**Dataset extract:**

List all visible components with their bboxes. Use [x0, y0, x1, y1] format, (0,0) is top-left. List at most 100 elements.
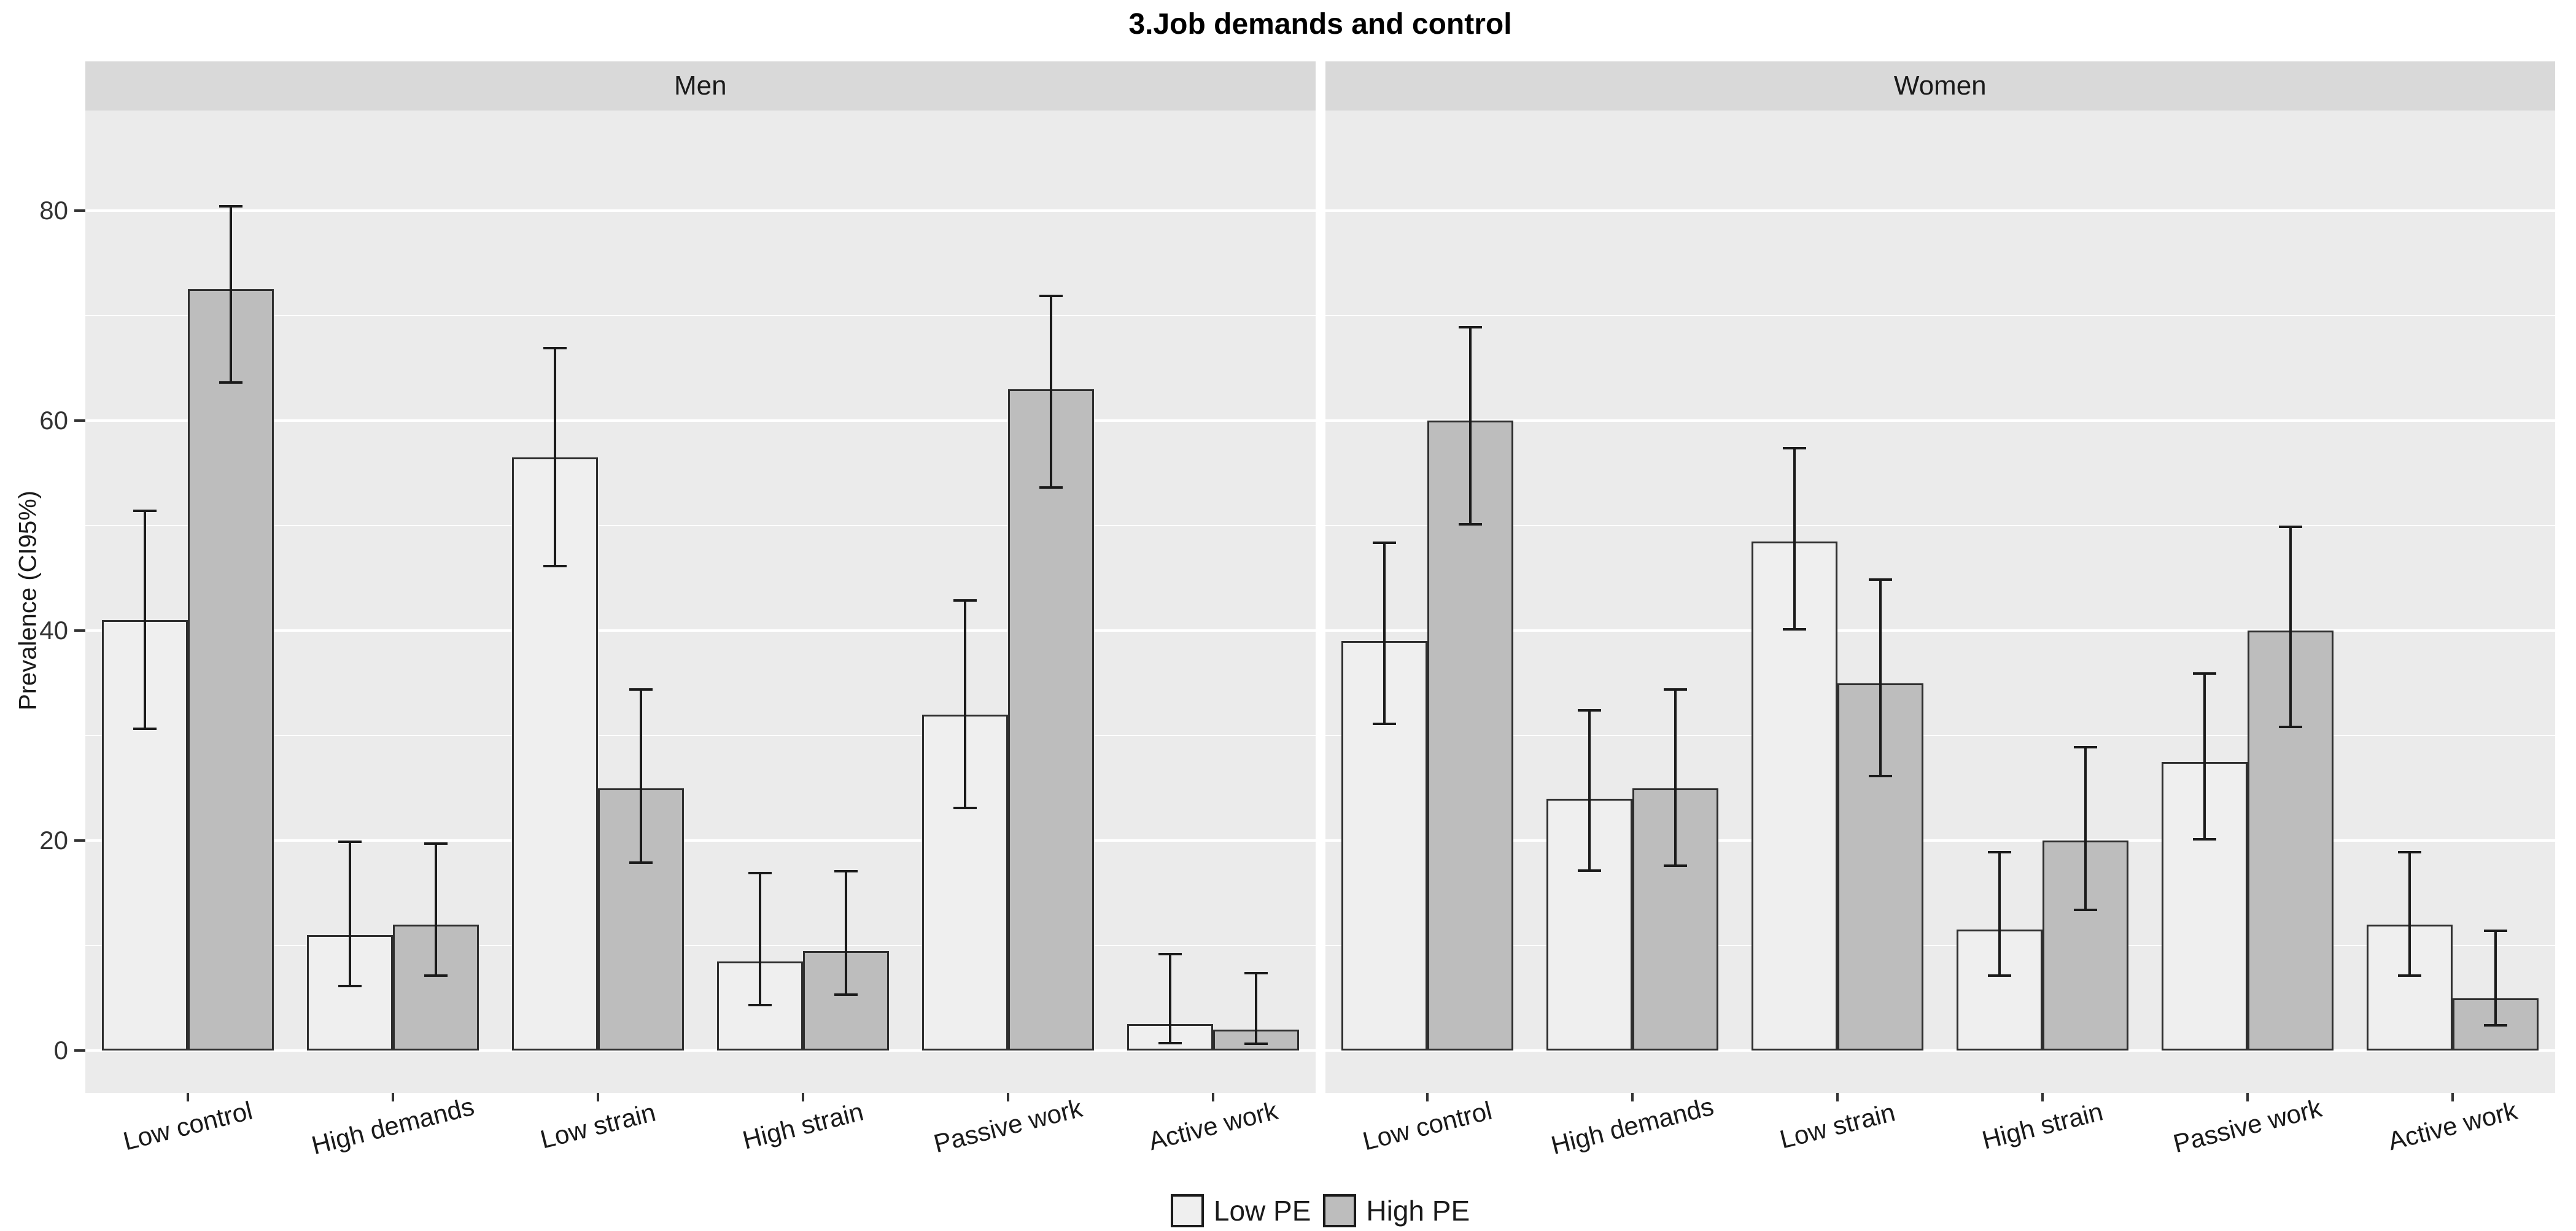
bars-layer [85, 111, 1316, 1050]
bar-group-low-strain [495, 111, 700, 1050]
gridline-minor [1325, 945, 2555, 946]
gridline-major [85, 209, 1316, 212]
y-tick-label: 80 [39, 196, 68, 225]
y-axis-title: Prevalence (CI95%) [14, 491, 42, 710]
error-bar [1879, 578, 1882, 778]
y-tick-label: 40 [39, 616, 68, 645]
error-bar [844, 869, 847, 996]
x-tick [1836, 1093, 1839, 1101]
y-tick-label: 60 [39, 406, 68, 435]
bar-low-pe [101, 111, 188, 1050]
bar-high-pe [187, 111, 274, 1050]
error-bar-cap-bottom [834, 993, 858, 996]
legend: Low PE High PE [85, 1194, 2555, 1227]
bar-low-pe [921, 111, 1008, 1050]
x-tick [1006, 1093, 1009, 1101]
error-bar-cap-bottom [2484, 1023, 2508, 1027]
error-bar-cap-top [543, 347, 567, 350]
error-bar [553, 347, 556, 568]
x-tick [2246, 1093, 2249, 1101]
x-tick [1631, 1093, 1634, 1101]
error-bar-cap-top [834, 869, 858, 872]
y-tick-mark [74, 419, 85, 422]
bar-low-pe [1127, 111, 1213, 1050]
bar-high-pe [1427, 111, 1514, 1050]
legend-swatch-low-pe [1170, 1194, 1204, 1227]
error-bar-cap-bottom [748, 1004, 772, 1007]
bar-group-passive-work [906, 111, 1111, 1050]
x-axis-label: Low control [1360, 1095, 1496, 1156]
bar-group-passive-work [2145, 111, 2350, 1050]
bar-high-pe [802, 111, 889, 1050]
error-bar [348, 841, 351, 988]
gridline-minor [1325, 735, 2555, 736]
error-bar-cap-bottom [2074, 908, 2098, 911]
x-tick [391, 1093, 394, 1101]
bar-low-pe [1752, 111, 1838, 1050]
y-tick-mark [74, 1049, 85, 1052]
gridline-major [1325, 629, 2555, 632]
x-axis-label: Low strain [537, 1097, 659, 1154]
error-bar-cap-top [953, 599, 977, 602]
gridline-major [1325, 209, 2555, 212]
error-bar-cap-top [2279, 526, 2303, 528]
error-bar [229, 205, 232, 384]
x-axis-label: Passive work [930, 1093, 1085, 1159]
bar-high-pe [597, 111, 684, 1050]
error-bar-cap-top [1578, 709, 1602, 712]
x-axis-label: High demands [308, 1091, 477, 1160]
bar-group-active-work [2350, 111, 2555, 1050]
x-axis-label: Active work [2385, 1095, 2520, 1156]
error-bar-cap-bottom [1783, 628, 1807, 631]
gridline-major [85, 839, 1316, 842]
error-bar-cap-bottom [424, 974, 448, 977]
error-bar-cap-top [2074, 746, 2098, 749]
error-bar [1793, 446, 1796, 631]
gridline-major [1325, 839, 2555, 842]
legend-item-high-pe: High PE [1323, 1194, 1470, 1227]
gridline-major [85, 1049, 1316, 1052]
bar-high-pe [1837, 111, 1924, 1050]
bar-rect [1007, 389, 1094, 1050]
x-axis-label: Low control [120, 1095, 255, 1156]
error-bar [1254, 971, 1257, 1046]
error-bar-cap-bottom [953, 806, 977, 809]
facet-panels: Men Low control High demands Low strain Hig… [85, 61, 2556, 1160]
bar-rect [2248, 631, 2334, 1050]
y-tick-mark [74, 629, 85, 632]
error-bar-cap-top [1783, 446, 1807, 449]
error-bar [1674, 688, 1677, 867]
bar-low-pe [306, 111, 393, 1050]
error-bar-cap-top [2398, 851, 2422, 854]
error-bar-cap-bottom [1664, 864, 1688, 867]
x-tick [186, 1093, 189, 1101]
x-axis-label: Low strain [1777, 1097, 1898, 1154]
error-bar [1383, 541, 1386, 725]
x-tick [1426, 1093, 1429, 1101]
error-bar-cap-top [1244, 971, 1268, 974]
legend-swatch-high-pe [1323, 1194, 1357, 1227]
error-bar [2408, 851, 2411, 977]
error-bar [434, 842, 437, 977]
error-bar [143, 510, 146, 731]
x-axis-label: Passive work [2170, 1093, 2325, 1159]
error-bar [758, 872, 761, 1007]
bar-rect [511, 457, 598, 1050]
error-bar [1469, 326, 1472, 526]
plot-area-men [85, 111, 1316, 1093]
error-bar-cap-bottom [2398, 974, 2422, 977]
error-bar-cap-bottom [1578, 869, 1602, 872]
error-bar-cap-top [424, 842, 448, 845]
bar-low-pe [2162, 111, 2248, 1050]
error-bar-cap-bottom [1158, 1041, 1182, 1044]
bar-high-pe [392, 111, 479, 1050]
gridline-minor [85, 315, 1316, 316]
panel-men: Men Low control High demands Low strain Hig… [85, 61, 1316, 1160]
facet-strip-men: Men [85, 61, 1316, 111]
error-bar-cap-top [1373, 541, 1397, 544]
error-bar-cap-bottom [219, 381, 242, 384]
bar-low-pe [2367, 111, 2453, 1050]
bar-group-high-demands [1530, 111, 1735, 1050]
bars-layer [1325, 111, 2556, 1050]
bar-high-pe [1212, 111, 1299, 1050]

**Task:**
Rewrite every line of the material with "Low control" swapped for "Limited control" and everything else unchanged, leaving out the pictures.

**Answer:**
List all visible components with their bboxes. Use [x0, y0, x1, y1] format, (0,0) is top-left. List at most 100 elements.
bars-layer [85, 111, 1316, 1050]
bar-group-low-strain [495, 111, 700, 1050]
gridline-minor [1325, 945, 2555, 946]
gridline-major [85, 209, 1316, 212]
y-tick-label: 80 [39, 196, 68, 225]
y-axis-title: Prevalence (CI95%) [14, 491, 42, 710]
error-bar [1879, 578, 1882, 778]
y-tick-label: 40 [39, 616, 68, 645]
error-bar [844, 869, 847, 996]
x-tick [1836, 1093, 1839, 1101]
y-tick-label: 60 [39, 406, 68, 435]
bar-low-pe [101, 111, 188, 1050]
bar-high-pe [187, 111, 274, 1050]
error-bar-cap-bottom [834, 993, 858, 996]
legend: Low PE High PE [85, 1194, 2555, 1227]
bar-low-pe [921, 111, 1008, 1050]
x-tick [1006, 1093, 1009, 1101]
error-bar-cap-bottom [2484, 1023, 2508, 1027]
error-bar-cap-top [543, 347, 567, 350]
error-bar [553, 347, 556, 568]
x-tick [2246, 1093, 2249, 1101]
x-tick [1631, 1093, 1634, 1101]
error-bar-cap-top [834, 869, 858, 872]
y-tick-mark [74, 419, 85, 422]
bar-low-pe [1127, 111, 1213, 1050]
bar-high-pe [1427, 111, 1514, 1050]
legend-swatch-low-pe [1170, 1194, 1204, 1227]
error-bar-cap-bottom [748, 1004, 772, 1007]
bar-group-passive-work [906, 111, 1111, 1050]
x-axis-label: Limited control [1360, 1095, 1496, 1156]
bar-group-passive-work [2145, 111, 2350, 1050]
bar-high-pe [802, 111, 889, 1050]
error-bar [348, 841, 351, 988]
gridline-minor [1325, 735, 2555, 736]
error-bar-cap-bottom [2074, 908, 2098, 911]
x-tick [391, 1093, 394, 1101]
bar-low-pe [1752, 111, 1838, 1050]
y-tick-mark [74, 1049, 85, 1052]
gridline-major [1325, 629, 2555, 632]
x-axis-label: Low strain [537, 1097, 659, 1154]
error-bar-cap-top [953, 599, 977, 602]
gridline-major [1325, 209, 2555, 212]
error-bar-cap-top [2279, 526, 2303, 528]
error-bar [229, 205, 232, 384]
x-axis-label: Passive work [930, 1093, 1085, 1159]
bar-high-pe [597, 111, 684, 1050]
error-bar-cap-top [1578, 709, 1602, 712]
x-axis-label: High demands [308, 1091, 477, 1160]
bar-group-active-work [2350, 111, 2555, 1050]
x-axis-label: Active work [2385, 1095, 2520, 1156]
error-bar-cap-bottom [1783, 628, 1807, 631]
gridline-major [85, 839, 1316, 842]
error-bar-cap-bottom [424, 974, 448, 977]
error-bar-cap-top [2074, 746, 2098, 749]
error-bar [1793, 446, 1796, 631]
gridline-major [1325, 839, 2555, 842]
legend-item-high-pe: High PE [1323, 1194, 1470, 1227]
gridline-major [85, 1049, 1316, 1052]
bar-high-pe [1837, 111, 1924, 1050]
bar-rect [1007, 389, 1094, 1050]
x-axis-label: Limited control [120, 1095, 255, 1156]
error-bar [1254, 971, 1257, 1046]
error-bar-cap-bottom [953, 806, 977, 809]
facet-panels: Men Limited control High demands Low strain Hig… [85, 61, 2556, 1160]
bar-rect [2248, 631, 2334, 1050]
y-tick-mark [74, 629, 85, 632]
error-bar-cap-top [1783, 446, 1807, 449]
error-bar [1674, 688, 1677, 867]
bar-low-pe [306, 111, 393, 1050]
error-bar-cap-top [2398, 851, 2422, 854]
error-bar-cap-bottom [1664, 864, 1688, 867]
x-tick [186, 1093, 189, 1101]
x-axis-label: Low strain [1777, 1097, 1898, 1154]
error-bar [1383, 541, 1386, 725]
x-tick [1426, 1093, 1429, 1101]
error-bar-cap-top [1244, 971, 1268, 974]
legend-swatch-high-pe [1323, 1194, 1357, 1227]
error-bar [2408, 851, 2411, 977]
error-bar [434, 842, 437, 977]
error-bar [143, 510, 146, 731]
x-axis-label: Passive work [2170, 1093, 2325, 1159]
error-bar [758, 872, 761, 1007]
bar-rect [511, 457, 598, 1050]
error-bar [1469, 326, 1472, 526]
plot-area-men [85, 111, 1316, 1093]
error-bar-cap-bottom [2398, 974, 2422, 977]
error-bar-cap-bottom [1578, 869, 1602, 872]
error-bar-cap-top [424, 842, 448, 845]
bar-low-pe [2162, 111, 2248, 1050]
error-bar-cap-bottom [1158, 1041, 1182, 1044]
bar-high-pe [392, 111, 479, 1050]
gridline-minor [85, 315, 1316, 316]
panel-men: Men Limited control High demands Low strain Hig… [85, 61, 1316, 1160]
facet-strip-men: Men [85, 61, 1316, 111]
error-bar-cap-top [1373, 541, 1397, 544]
error-bar-cap-bottom [219, 381, 242, 384]
bar-low-pe [2367, 111, 2453, 1050]
bar-group-high-demands [1530, 111, 1735, 1050]
bars-layer [1325, 111, 2556, 1050]
bar-high-pe [1212, 111, 1299, 1050]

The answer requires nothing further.